■ Short problem
Collect each line holding the string "image".

[Data items]
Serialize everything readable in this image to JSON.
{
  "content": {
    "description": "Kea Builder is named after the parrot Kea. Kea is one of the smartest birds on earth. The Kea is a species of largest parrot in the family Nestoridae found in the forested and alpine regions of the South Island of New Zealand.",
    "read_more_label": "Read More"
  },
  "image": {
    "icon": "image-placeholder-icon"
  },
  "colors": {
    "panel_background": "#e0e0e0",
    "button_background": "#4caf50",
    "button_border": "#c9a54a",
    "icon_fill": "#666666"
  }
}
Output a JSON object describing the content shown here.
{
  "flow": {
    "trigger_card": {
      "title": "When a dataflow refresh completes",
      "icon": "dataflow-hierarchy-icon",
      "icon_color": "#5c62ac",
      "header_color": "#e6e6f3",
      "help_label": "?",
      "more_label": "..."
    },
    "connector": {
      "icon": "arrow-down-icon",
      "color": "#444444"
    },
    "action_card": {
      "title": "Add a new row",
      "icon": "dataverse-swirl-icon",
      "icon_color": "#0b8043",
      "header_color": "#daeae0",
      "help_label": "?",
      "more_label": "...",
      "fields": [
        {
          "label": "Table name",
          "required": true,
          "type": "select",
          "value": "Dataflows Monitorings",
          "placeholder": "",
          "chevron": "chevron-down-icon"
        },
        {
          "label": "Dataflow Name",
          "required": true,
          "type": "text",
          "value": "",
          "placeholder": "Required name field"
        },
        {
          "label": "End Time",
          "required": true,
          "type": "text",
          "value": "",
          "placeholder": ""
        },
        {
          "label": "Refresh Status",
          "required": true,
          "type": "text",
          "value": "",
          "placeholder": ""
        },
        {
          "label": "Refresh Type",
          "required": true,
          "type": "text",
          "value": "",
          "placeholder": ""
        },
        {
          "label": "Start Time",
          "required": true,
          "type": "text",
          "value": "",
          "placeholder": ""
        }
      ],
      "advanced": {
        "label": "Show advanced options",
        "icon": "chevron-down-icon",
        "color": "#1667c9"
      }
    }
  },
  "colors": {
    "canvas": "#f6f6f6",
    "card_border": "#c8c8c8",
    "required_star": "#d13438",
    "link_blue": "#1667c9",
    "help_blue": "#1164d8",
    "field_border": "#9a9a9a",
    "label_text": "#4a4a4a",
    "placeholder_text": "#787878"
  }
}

■ Written answer
Serialize everything readable in this image to JSON.
  "image": {
    "icon": "image-placeholder-icon"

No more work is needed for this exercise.